*Collected data*

....................

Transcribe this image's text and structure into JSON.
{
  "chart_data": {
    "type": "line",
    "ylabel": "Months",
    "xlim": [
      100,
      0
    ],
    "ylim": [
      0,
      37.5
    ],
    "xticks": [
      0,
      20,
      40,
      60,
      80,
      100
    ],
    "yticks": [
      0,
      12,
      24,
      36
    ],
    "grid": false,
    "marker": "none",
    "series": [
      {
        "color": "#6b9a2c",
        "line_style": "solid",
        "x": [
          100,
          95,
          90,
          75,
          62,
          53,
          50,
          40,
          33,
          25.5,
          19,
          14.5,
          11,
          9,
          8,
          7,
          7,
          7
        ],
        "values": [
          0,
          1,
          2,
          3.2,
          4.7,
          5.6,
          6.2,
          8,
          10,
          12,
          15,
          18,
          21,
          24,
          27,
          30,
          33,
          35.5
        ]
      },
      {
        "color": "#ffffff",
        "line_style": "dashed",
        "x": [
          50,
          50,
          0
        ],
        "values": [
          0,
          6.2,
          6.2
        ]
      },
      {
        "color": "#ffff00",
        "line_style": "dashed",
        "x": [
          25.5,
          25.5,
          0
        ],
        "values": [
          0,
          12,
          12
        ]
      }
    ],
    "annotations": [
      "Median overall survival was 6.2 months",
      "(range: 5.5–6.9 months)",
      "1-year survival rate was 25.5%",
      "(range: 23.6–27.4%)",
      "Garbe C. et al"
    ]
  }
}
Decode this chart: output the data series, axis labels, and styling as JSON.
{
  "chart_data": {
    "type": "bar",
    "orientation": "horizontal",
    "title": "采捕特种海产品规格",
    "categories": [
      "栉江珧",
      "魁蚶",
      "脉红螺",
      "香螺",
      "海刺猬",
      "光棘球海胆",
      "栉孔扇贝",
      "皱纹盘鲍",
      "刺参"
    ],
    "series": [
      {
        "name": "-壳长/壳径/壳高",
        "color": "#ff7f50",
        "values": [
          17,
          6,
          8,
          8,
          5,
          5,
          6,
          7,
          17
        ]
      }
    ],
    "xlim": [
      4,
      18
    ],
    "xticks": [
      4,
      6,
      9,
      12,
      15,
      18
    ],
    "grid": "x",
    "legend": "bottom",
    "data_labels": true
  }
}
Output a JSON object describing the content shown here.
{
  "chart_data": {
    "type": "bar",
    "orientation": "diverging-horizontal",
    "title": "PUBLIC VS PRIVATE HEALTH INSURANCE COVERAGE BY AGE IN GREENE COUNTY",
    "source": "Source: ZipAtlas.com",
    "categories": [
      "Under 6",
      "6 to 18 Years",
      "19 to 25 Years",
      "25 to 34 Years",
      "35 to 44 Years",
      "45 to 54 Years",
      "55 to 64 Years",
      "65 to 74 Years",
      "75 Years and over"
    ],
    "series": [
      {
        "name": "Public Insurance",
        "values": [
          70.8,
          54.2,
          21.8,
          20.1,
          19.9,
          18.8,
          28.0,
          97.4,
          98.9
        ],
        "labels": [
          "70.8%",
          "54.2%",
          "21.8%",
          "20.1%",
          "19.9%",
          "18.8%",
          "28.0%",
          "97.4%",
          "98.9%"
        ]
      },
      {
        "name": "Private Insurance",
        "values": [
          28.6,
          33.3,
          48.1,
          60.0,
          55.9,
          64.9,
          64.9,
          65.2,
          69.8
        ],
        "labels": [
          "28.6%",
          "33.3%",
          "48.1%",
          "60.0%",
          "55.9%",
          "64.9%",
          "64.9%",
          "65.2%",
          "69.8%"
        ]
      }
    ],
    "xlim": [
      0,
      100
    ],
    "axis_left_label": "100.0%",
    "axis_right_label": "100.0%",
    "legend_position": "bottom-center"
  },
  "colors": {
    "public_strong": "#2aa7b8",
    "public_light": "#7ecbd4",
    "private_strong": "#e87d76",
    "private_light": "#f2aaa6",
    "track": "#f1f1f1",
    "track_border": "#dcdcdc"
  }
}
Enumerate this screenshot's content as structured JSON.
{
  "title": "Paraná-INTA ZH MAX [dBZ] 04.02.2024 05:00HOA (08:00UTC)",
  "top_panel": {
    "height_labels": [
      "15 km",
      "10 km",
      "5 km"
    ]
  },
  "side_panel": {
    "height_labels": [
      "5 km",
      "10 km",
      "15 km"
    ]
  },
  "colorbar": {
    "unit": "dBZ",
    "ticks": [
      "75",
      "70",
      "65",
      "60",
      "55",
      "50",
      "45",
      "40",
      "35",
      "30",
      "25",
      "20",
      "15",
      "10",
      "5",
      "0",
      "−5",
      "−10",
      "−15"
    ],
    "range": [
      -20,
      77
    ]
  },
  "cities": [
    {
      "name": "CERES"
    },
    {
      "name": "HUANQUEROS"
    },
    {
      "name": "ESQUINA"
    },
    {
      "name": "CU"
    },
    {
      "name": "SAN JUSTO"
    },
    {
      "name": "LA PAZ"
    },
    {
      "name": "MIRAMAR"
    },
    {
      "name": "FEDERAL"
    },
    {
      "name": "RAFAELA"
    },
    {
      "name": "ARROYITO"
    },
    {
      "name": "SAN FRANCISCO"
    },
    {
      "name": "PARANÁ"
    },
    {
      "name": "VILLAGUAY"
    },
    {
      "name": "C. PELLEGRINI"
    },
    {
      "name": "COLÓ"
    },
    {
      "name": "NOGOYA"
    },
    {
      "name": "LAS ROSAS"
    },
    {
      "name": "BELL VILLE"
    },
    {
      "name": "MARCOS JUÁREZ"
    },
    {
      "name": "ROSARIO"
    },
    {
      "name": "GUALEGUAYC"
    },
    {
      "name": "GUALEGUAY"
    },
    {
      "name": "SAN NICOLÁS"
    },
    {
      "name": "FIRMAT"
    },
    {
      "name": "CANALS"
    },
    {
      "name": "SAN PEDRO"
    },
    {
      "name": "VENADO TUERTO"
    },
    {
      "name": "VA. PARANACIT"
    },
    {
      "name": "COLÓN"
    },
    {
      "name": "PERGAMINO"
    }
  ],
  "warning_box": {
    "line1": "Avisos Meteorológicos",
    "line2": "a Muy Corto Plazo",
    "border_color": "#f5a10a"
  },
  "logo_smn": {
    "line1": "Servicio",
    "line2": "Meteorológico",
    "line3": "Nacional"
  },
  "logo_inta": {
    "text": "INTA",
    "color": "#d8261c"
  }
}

....................

*YOUR GOAL*
The records above are to be repeated exactly, in their entirety.

*ANSWER TO THE PROBLEM*
Transcribe this image's text and structure into JSON.
{
  "chart_data": {
    "type": "line",
    "ylabel": "Months",
    "xlim": [
      100,
      0
    ],
    "ylim": [
      0,
      37.5
    ],
    "xticks": [
      0,
      20,
      40,
      60,
      80,
      100
    ],
    "yticks": [
      0,
      12,
      24,
      36
    ],
    "grid": false,
    "marker": "none",
    "series": [
      {
        "color": "#6b9a2c",
        "line_style": "solid",
        "x": [
          100,
          95,
          90,
          75,
          62,
          53,
          50,
          40,
          33,
          25.5,
          19,
          14.5,
          11,
          9,
          8,
          7,
          7,
          7
        ],
        "values": [
          0,
          1,
          2,
          3.2,
          4.7,
          5.6,
          6.2,
          8,
          10,
          12,
          15,
          18,
          21,
          24,
          27,
          30,
          33,
          35.5
        ]
      },
      {
        "color": "#ffffff",
        "line_style": "dashed",
        "x": [
          50,
          50,
          0
        ],
        "values": [
          0,
          6.2,
          6.2
        ]
      },
      {
        "color": "#ffff00",
        "line_style": "dashed",
        "x": [
          25.5,
          25.5,
          0
        ],
        "values": [
          0,
          12,
          12
        ]
      }
    ],
    "annotations": [
      "Median overall survival was 6.2 months",
      "(range: 5.5–6.9 months)",
      "1-year survival rate was 25.5%",
      "(range: 23.6–27.4%)",
      "Garbe C. et al"
    ]
  }
}
Decode this chart: output the data series, axis labels, and styling as JSON.
{
  "chart_data": {
    "type": "bar",
    "orientation": "horizontal",
    "title": "采捕特种海产品规格",
    "categories": [
      "栉江珧",
      "魁蚶",
      "脉红螺",
      "香螺",
      "海刺猬",
      "光棘球海胆",
      "栉孔扇贝",
      "皱纹盘鲍",
      "刺参"
    ],
    "series": [
      {
        "name": "-壳长/壳径/壳高",
        "color": "#ff7f50",
        "values": [
          17,
          6,
          8,
          8,
          5,
          5,
          6,
          7,
          17
        ]
      }
    ],
    "xlim": [
      4,
      18
    ],
    "xticks": [
      4,
      6,
      9,
      12,
      15,
      18
    ],
    "grid": "x",
    "legend": "bottom",
    "data_labels": true
  }
}
Output a JSON object describing the content shown here.
{
  "chart_data": {
    "type": "bar",
    "orientation": "diverging-horizontal",
    "title": "PUBLIC VS PRIVATE HEALTH INSURANCE COVERAGE BY AGE IN GREENE COUNTY",
    "source": "Source: ZipAtlas.com",
    "categories": [
      "Under 6",
      "6 to 18 Years",
      "19 to 25 Years",
      "25 to 34 Years",
      "35 to 44 Years",
      "45 to 54 Years",
      "55 to 64 Years",
      "65 to 74 Years",
      "75 Years and over"
    ],
    "series": [
      {
        "name": "Public Insurance",
        "values": [
          70.8,
          54.2,
          21.8,
          20.1,
          19.9,
          18.8,
          28.0,
          97.4,
          98.9
        ],
        "labels": [
          "70.8%",
          "54.2%",
          "21.8%",
          "20.1%",
          "19.9%",
          "18.8%",
          "28.0%",
          "97.4%",
          "98.9%"
        ]
      },
      {
        "name": "Private Insurance",
        "values": [
          28.6,
          33.3,
          48.1,
          60.0,
          55.9,
          64.9,
          64.9,
          65.2,
          69.8
        ],
        "labels": [
          "28.6%",
          "33.3%",
          "48.1%",
          "60.0%",
          "55.9%",
          "64.9%",
          "64.9%",
          "65.2%",
          "69.8%"
        ]
      }
    ],
    "xlim": [
      0,
      100
    ],
    "axis_left_label": "100.0%",
    "axis_right_label": "100.0%",
    "legend_position": "bottom-center"
  },
  "colors": {
    "public_strong": "#2aa7b8",
    "public_light": "#7ecbd4",
    "private_strong": "#e87d76",
    "private_light": "#f2aaa6",
    "track": "#f1f1f1",
    "track_border": "#dcdcdc"
  }
}
Enumerate this screenshot's content as structured JSON.
{
  "title": "Paraná-INTA ZH MAX [dBZ] 04.02.2024 05:00HOA (08:00UTC)",
  "top_panel": {
    "height_labels": [
      "15 km",
      "10 km",
      "5 km"
    ]
  },
  "side_panel": {
    "height_labels": [
      "5 km",
      "10 km",
      "15 km"
    ]
  },
  "colorbar": {
    "unit": "dBZ",
    "ticks": [
      "75",
      "70",
      "65",
      "60",
      "55",
      "50",
      "45",
      "40",
      "35",
      "30",
      "25",
      "20",
      "15",
      "10",
      "5",
      "0",
      "−5",
      "−10",
      "−15"
    ],
    "range": [
      -20,
      77
    ]
  },
  "cities": [
    {
      "name": "CERES"
    },
    {
      "name": "HUANQUEROS"
    },
    {
      "name": "ESQUINA"
    },
    {
      "name": "CU"
    },
    {
      "name": "SAN JUSTO"
    },
    {
      "name": "LA PAZ"
    },
    {
      "name": "MIRAMAR"
    },
    {
      "name": "FEDERAL"
    },
    {
      "name": "RAFAELA"
    },
    {
      "name": "ARROYITO"
    },
    {
      "name": "SAN FRANCISCO"
    },
    {
      "name": "PARANÁ"
    },
    {
      "name": "VILLAGUAY"
    },
    {
      "name": "C. PELLEGRINI"
    },
    {
      "name": "COLÓ"
    },
    {
      "name": "NOGOYA"
    },
    {
      "name": "LAS ROSAS"
    },
    {
      "name": "BELL VILLE"
    },
    {
      "name": "MARCOS JUÁREZ"
    },
    {
      "name": "ROSARIO"
    },
    {
      "name": "GUALEGUAYC"
    },
    {
      "name": "GUALEGUAY"
    },
    {
      "name": "SAN NICOLÁS"
    },
    {
      "name": "FIRMAT"
    },
    {
      "name": "CANALS"
    },
    {
      "name": "SAN PEDRO"
    },
    {
      "name": "VENADO TUERTO"
    },
    {
      "name": "VA. PARANACIT"
    },
    {
      "name": "COLÓN"
    },
    {
      "name": "PERGAMINO"
    }
  ],
  "warning_box": {
    "line1": "Avisos Meteorológicos",
    "line2": "a Muy Corto Plazo",
    "border_color": "#f5a10a"
  },
  "logo_smn": {
    "line1": "Servicio",
    "line2": "Meteorológico",
    "line3": "Nacional"
  },
  "logo_inta": {
    "text": "INTA",
    "color": "#d8261c"
  }
}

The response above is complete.